*Aim*: Below are some records. Say how many of their lines include the string "color", giving only the number.

*Figure collection entries*:
==================================================

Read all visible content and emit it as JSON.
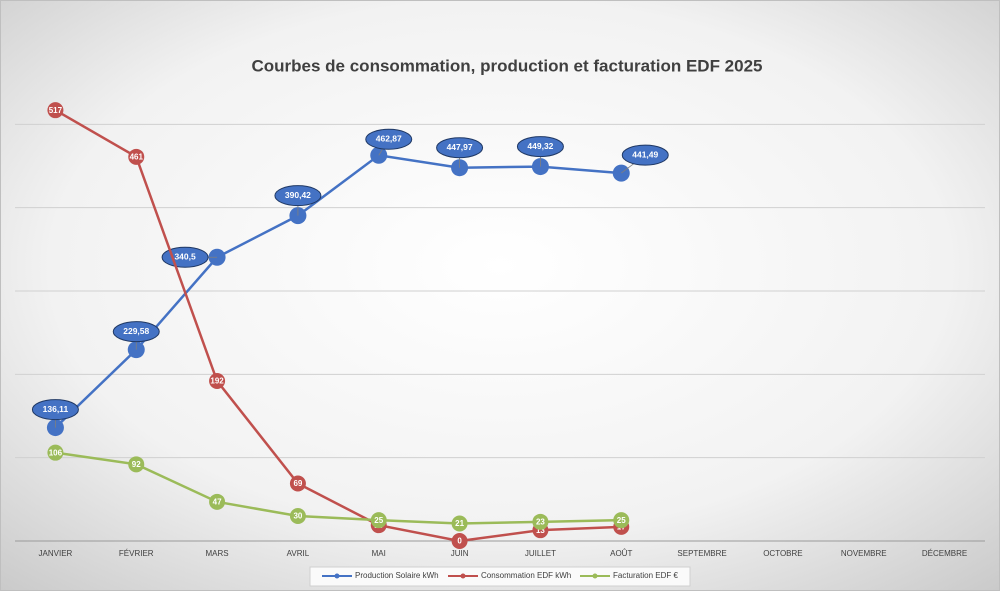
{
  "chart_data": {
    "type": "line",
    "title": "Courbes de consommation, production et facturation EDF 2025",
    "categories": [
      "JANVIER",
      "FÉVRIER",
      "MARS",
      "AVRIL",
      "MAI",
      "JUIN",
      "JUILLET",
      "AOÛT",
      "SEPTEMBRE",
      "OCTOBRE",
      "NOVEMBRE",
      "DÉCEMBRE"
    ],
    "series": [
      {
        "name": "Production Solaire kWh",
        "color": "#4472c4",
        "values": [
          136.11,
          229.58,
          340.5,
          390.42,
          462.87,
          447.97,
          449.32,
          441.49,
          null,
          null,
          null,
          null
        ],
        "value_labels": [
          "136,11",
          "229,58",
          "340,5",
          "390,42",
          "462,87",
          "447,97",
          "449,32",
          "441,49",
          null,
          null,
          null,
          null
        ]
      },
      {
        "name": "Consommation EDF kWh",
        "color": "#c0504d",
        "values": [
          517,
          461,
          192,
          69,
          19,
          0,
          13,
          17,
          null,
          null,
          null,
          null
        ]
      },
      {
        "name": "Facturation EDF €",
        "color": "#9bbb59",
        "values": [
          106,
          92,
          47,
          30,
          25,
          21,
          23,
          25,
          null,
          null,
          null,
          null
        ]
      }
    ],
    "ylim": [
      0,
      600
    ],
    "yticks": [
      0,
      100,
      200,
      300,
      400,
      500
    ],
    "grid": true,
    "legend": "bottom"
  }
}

==================================================

*Answer to this exercise*: 3